** start of STORED RECORDS **

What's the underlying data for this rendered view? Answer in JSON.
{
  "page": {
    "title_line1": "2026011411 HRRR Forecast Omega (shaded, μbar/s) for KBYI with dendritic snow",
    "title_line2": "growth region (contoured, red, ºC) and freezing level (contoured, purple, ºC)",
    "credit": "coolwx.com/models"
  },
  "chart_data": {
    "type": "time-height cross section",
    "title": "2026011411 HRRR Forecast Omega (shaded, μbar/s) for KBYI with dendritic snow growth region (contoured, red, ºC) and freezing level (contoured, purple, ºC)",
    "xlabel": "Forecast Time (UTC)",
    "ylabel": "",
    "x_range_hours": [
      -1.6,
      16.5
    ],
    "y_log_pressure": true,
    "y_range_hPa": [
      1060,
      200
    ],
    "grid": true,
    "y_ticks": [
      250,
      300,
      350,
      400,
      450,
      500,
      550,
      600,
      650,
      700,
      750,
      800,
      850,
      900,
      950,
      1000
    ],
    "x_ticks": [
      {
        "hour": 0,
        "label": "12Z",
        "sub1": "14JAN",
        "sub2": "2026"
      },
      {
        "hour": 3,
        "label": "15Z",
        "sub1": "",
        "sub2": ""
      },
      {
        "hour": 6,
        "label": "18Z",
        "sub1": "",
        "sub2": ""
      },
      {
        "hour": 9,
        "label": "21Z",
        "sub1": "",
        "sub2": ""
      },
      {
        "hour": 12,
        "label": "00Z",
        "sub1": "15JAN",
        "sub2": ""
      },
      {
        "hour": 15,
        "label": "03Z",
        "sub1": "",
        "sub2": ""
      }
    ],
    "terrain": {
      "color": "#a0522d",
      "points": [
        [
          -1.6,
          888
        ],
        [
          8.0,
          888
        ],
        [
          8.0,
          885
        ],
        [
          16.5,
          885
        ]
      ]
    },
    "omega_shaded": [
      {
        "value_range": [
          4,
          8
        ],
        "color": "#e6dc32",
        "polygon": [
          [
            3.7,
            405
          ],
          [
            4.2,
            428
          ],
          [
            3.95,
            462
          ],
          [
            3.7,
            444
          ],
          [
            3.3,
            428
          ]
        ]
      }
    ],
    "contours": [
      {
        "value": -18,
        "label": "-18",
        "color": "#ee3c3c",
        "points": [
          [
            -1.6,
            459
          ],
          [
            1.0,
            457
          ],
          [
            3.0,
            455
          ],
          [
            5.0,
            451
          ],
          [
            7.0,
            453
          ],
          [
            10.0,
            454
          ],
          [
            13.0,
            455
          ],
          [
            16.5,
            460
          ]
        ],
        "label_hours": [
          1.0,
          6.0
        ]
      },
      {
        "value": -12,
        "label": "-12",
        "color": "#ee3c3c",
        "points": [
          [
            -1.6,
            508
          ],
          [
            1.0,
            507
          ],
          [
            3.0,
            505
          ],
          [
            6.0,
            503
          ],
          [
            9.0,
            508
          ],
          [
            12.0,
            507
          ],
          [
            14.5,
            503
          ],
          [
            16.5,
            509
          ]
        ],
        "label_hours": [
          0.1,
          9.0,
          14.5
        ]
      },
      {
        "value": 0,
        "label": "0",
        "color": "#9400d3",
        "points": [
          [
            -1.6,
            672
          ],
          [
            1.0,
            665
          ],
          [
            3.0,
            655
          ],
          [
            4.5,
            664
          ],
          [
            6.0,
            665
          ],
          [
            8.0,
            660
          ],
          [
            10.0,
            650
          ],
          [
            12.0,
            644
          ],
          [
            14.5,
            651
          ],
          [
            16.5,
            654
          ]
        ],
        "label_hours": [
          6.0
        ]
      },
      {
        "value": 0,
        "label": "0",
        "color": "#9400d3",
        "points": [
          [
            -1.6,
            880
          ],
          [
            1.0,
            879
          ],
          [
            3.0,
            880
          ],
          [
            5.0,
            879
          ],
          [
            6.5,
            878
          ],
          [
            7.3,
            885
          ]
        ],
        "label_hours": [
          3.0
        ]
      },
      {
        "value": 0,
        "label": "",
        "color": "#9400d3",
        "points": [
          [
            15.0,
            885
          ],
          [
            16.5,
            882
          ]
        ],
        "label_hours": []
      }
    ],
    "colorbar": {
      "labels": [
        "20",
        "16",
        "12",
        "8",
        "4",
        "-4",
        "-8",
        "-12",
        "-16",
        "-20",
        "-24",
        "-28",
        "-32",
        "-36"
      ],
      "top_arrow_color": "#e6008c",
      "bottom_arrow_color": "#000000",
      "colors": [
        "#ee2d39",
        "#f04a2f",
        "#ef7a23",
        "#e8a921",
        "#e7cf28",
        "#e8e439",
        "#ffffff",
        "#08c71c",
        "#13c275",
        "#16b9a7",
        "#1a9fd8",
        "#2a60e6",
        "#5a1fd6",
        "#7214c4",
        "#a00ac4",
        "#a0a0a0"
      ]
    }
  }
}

** end of STORED RECORDS **

## TASK BRIEF
Copy all lines from the entries that contain the word "contoured".

## COMPLETE RESPONSE
    "title_line2": "growth region (contoured, red, ºC) and freezing level (contoured, purple, ºC)",
    "title": "2026011411 HRRR Forecast Omega (shaded, μbar/s) for KBYI with dendritic snow growth region (contoured, red, ºC) and freezing level (contoured, purple, ºC)",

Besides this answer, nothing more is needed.